- _SHORT TASK_
Without the pictures, copy the entries below word for word.

- _MATERIAL FOR THIS EXERCISE_

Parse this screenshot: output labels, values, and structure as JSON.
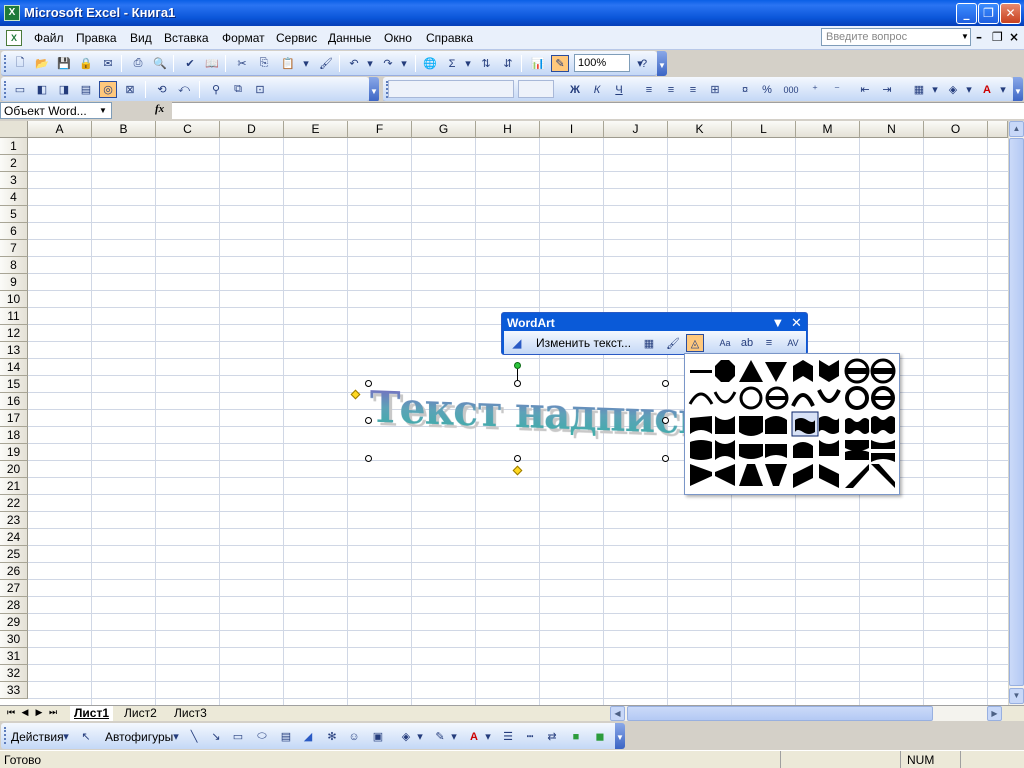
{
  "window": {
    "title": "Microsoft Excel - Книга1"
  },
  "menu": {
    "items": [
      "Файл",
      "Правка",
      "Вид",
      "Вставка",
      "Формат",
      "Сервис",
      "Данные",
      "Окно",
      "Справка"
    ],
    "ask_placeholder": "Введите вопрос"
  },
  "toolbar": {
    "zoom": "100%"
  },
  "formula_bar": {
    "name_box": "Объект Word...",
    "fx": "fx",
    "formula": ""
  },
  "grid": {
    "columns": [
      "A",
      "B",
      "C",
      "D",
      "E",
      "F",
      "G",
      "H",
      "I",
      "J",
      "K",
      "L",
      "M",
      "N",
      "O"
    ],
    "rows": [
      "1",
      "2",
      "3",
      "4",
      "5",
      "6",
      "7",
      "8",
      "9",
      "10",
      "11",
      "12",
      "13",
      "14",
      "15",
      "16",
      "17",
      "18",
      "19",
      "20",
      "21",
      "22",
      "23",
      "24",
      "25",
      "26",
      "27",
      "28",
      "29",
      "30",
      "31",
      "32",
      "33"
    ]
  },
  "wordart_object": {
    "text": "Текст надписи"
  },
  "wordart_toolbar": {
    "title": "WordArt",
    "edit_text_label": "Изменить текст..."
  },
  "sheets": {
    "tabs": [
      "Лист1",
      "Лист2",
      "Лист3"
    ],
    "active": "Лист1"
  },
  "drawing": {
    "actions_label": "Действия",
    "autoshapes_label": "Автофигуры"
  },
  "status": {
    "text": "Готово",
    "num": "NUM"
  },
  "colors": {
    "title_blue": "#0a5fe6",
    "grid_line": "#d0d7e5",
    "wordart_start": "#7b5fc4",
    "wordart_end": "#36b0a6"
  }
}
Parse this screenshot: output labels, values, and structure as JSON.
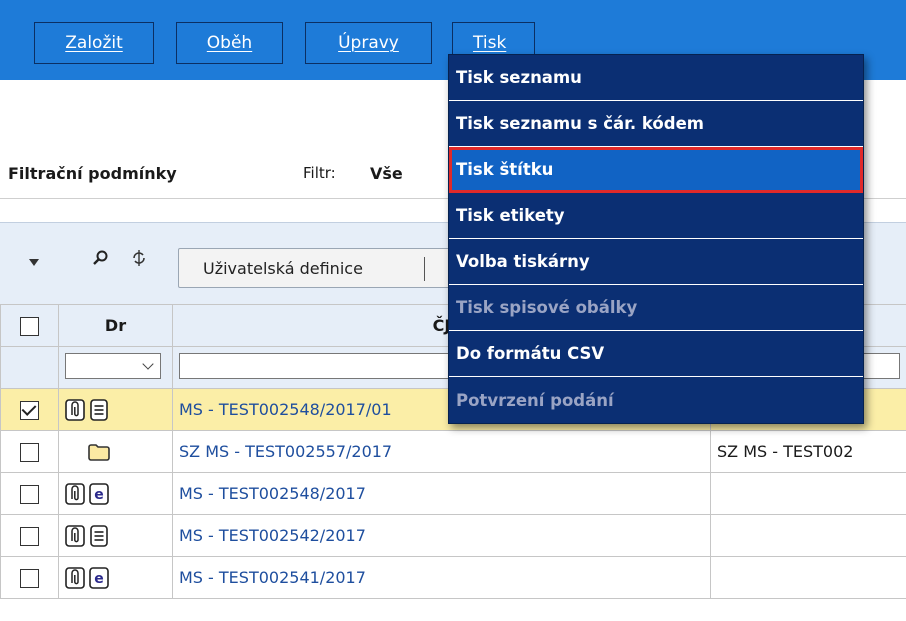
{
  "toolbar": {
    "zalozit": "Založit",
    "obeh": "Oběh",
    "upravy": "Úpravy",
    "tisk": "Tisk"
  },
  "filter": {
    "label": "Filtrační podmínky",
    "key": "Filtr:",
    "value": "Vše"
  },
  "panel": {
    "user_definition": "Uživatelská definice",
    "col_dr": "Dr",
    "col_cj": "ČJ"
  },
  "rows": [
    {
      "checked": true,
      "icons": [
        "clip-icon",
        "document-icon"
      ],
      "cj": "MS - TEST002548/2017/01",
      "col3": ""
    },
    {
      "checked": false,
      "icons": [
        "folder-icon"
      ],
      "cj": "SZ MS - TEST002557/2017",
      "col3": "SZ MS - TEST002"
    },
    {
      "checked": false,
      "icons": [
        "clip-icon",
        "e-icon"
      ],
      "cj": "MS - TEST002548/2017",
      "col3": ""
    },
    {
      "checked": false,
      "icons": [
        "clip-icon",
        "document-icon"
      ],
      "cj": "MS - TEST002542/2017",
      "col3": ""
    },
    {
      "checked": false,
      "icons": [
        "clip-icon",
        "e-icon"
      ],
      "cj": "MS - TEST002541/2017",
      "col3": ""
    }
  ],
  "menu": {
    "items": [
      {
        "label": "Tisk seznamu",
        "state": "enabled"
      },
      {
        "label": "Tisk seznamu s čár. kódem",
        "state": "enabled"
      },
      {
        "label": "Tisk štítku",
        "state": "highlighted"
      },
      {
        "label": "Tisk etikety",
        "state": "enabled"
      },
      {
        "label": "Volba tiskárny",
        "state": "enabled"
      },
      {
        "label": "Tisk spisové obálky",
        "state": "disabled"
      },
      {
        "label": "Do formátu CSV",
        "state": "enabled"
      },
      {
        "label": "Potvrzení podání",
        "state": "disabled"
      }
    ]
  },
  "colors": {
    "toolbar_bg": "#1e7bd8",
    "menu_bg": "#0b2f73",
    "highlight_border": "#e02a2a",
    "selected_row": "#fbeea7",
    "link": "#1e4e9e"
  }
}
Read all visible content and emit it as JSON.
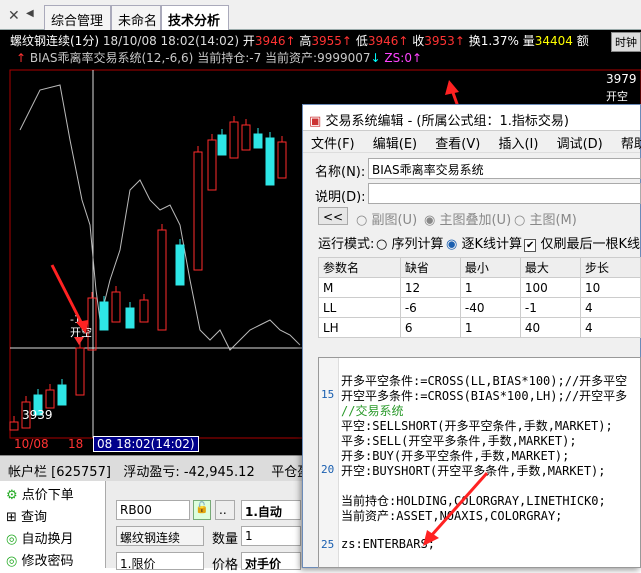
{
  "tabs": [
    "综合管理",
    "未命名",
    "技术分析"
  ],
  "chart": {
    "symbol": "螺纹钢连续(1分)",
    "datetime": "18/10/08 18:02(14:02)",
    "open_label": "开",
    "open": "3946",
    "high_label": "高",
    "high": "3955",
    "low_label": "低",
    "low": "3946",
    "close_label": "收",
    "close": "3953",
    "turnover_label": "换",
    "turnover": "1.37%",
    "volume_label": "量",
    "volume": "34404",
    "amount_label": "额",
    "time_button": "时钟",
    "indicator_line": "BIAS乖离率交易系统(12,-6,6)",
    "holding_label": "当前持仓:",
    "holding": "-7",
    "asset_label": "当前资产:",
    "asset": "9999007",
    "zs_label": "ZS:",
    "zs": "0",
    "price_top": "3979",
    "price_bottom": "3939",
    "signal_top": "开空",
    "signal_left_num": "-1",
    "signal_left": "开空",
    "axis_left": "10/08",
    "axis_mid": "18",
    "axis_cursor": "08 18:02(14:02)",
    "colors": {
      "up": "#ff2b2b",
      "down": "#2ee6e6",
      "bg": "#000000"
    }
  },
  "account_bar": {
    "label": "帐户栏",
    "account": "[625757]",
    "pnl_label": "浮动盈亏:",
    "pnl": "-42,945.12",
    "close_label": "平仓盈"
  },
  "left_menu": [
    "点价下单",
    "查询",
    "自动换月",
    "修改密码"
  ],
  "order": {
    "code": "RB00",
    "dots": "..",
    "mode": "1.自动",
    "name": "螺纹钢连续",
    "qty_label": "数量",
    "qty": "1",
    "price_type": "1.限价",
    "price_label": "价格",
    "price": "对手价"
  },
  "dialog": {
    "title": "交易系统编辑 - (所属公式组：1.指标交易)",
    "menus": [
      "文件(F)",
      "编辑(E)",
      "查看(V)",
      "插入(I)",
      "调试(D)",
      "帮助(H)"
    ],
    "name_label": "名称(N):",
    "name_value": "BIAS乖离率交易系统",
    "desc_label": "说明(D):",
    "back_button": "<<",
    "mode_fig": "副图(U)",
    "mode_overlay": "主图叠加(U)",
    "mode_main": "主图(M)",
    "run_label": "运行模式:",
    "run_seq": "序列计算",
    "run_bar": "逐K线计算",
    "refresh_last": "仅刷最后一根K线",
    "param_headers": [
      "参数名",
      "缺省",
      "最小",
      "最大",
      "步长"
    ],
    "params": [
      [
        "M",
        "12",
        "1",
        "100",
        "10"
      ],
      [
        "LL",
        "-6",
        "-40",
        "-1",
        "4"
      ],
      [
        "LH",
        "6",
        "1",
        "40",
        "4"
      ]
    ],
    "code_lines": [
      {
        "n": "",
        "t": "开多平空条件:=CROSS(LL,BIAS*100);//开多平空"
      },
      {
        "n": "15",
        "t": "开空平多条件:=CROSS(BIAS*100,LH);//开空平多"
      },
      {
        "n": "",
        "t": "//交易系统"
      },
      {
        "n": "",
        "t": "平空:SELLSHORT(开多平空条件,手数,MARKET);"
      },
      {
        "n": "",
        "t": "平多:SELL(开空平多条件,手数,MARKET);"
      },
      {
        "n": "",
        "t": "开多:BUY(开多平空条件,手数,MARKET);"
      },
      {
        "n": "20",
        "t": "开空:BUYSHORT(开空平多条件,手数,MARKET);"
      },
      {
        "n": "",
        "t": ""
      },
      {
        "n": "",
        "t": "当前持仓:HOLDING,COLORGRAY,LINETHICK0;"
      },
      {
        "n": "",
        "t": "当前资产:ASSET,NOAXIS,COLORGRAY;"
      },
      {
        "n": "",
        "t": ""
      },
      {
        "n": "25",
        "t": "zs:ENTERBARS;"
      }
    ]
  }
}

- _ANSWER FOR THE TASK_
Parse this screenshot: output labels, values, and structure as JSON.
{
  "window": {
    "title": "Microsoft Excel - Книга1"
  },
  "menu": {
    "items": [
      "Файл",
      "Правка",
      "Вид",
      "Вставка",
      "Формат",
      "Сервис",
      "Данные",
      "Окно",
      "Справка"
    ],
    "ask_placeholder": "Введите вопрос"
  },
  "toolbar": {
    "zoom": "100%"
  },
  "formula_bar": {
    "name_box": "Объект Word...",
    "fx": "fx",
    "formula": ""
  },
  "grid": {
    "columns": [
      "A",
      "B",
      "C",
      "D",
      "E",
      "F",
      "G",
      "H",
      "I",
      "J",
      "K",
      "L",
      "M",
      "N",
      "O"
    ],
    "rows": [
      "1",
      "2",
      "3",
      "4",
      "5",
      "6",
      "7",
      "8",
      "9",
      "10",
      "11",
      "12",
      "13",
      "14",
      "15",
      "16",
      "17",
      "18",
      "19",
      "20",
      "21",
      "22",
      "23",
      "24",
      "25",
      "26",
      "27",
      "28",
      "29",
      "30",
      "31",
      "32",
      "33"
    ]
  },
  "wordart_object": {
    "text": "Текст надписи"
  },
  "wordart_toolbar": {
    "title": "WordArt",
    "edit_text_label": "Изменить текст..."
  },
  "sheets": {
    "tabs": [
      "Лист1",
      "Лист2",
      "Лист3"
    ],
    "active": "Лист1"
  },
  "drawing": {
    "actions_label": "Действия",
    "autoshapes_label": "Автофигуры"
  },
  "status": {
    "text": "Готово",
    "num": "NUM"
  },
  "colors": {
    "title_blue": "#0a5fe6",
    "grid_line": "#d0d7e5",
    "wordart_start": "#7b5fc4",
    "wordart_end": "#36b0a6"
  }
}
Parse this screenshot: output labels, values, and structure as JSON.
{
  "toolbar": {
    "zalozit": "Založit",
    "obeh": "Oběh",
    "upravy": "Úpravy",
    "tisk": "Tisk"
  },
  "filter": {
    "label": "Filtrační podmínky",
    "key": "Filtr:",
    "value": "Vše"
  },
  "panel": {
    "user_definition": "Uživatelská definice",
    "col_dr": "Dr",
    "col_cj": "ČJ"
  },
  "rows": [
    {
      "checked": true,
      "icons": [
        "clip-icon",
        "document-icon"
      ],
      "cj": "MS - TEST002548/2017/01",
      "col3": ""
    },
    {
      "checked": false,
      "icons": [
        "folder-icon"
      ],
      "cj": "SZ MS - TEST002557/2017",
      "col3": "SZ MS - TEST002"
    },
    {
      "checked": false,
      "icons": [
        "clip-icon",
        "e-icon"
      ],
      "cj": "MS - TEST002548/2017",
      "col3": ""
    },
    {
      "checked": false,
      "icons": [
        "clip-icon",
        "document-icon"
      ],
      "cj": "MS - TEST002542/2017",
      "col3": ""
    },
    {
      "checked": false,
      "icons": [
        "clip-icon",
        "e-icon"
      ],
      "cj": "MS - TEST002541/2017",
      "col3": ""
    }
  ],
  "menu": {
    "items": [
      {
        "label": "Tisk seznamu",
        "state": "enabled"
      },
      {
        "label": "Tisk seznamu s čár. kódem",
        "state": "enabled"
      },
      {
        "label": "Tisk štítku",
        "state": "highlighted"
      },
      {
        "label": "Tisk etikety",
        "state": "enabled"
      },
      {
        "label": "Volba tiskárny",
        "state": "enabled"
      },
      {
        "label": "Tisk spisové obálky",
        "state": "disabled"
      },
      {
        "label": "Do formátu CSV",
        "state": "enabled"
      },
      {
        "label": "Potvrzení podání",
        "state": "disabled"
      }
    ]
  },
  "colors": {
    "toolbar_bg": "#1e7bd8",
    "menu_bg": "#0b2f73",
    "highlight_border": "#e02a2a",
    "selected_row": "#fbeea7",
    "link": "#1e4e9e"
  }
}
Read all visible content and emit it as JSON.
{
  "tabs": [
    "综合管理",
    "未命名",
    "技术分析"
  ],
  "chart": {
    "symbol": "螺纹钢连续(1分)",
    "datetime": "18/10/08 18:02(14:02)",
    "open_label": "开",
    "open": "3946",
    "high_label": "高",
    "high": "3955",
    "low_label": "低",
    "low": "3946",
    "close_label": "收",
    "close": "3953",
    "turnover_label": "换",
    "turnover": "1.37%",
    "volume_label": "量",
    "volume": "34404",
    "amount_label": "额",
    "time_button": "时钟",
    "indicator_line": "BIAS乖离率交易系统(12,-6,6)",
    "holding_label": "当前持仓:",
    "holding": "-7",
    "asset_label": "当前资产:",
    "asset": "9999007",
    "zs_label": "ZS:",
    "zs": "0",
    "price_top": "3979",
    "price_bottom": "3939",
    "signal_top": "开空",
    "signal_left_num": "-1",
    "signal_left": "开空",
    "axis_left": "10/08",
    "axis_mid": "18",
    "axis_cursor": "08 18:02(14:02)",
    "colors": {
      "up": "#ff2b2b",
      "down": "#2ee6e6",
      "bg": "#000000"
    }
  },
  "account_bar": {
    "label": "帐户栏",
    "account": "[625757]",
    "pnl_label": "浮动盈亏:",
    "pnl": "-42,945.12",
    "close_label": "平仓盈"
  },
  "left_menu": [
    "点价下单",
    "查询",
    "自动换月",
    "修改密码"
  ],
  "order": {
    "code": "RB00",
    "dots": "..",
    "mode": "1.自动",
    "name": "螺纹钢连续",
    "qty_label": "数量",
    "qty": "1",
    "price_type": "1.限价",
    "price_label": "价格",
    "price": "对手价"
  },
  "dialog": {
    "title": "交易系统编辑 - (所属公式组：1.指标交易)",
    "menus": [
      "文件(F)",
      "编辑(E)",
      "查看(V)",
      "插入(I)",
      "调试(D)",
      "帮助(H)"
    ],
    "name_label": "名称(N):",
    "name_value": "BIAS乖离率交易系统",
    "desc_label": "说明(D):",
    "back_button": "<<",
    "mode_fig": "副图(U)",
    "mode_overlay": "主图叠加(U)",
    "mode_main": "主图(M)",
    "run_label": "运行模式:",
    "run_seq": "序列计算",
    "run_bar": "逐K线计算",
    "refresh_last": "仅刷最后一根K线",
    "param_headers": [
      "参数名",
      "缺省",
      "最小",
      "最大",
      "步长"
    ],
    "params": [
      [
        "M",
        "12",
        "1",
        "100",
        "10"
      ],
      [
        "LL",
        "-6",
        "-40",
        "-1",
        "4"
      ],
      [
        "LH",
        "6",
        "1",
        "40",
        "4"
      ]
    ],
    "code_lines": [
      {
        "n": "",
        "t": "开多平空条件:=CROSS(LL,BIAS*100);//开多平空"
      },
      {
        "n": "15",
        "t": "开空平多条件:=CROSS(BIAS*100,LH);//开空平多"
      },
      {
        "n": "",
        "t": "//交易系统"
      },
      {
        "n": "",
        "t": "平空:SELLSHORT(开多平空条件,手数,MARKET);"
      },
      {
        "n": "",
        "t": "平多:SELL(开空平多条件,手数,MARKET);"
      },
      {
        "n": "",
        "t": "开多:BUY(开多平空条件,手数,MARKET);"
      },
      {
        "n": "20",
        "t": "开空:BUYSHORT(开空平多条件,手数,MARKET);"
      },
      {
        "n": "",
        "t": ""
      },
      {
        "n": "",
        "t": "当前持仓:HOLDING,COLORGRAY,LINETHICK0;"
      },
      {
        "n": "",
        "t": "当前资产:ASSET,NOAXIS,COLORGRAY;"
      },
      {
        "n": "",
        "t": ""
      },
      {
        "n": "25",
        "t": "zs:ENTERBARS;"
      }
    ]
  }
}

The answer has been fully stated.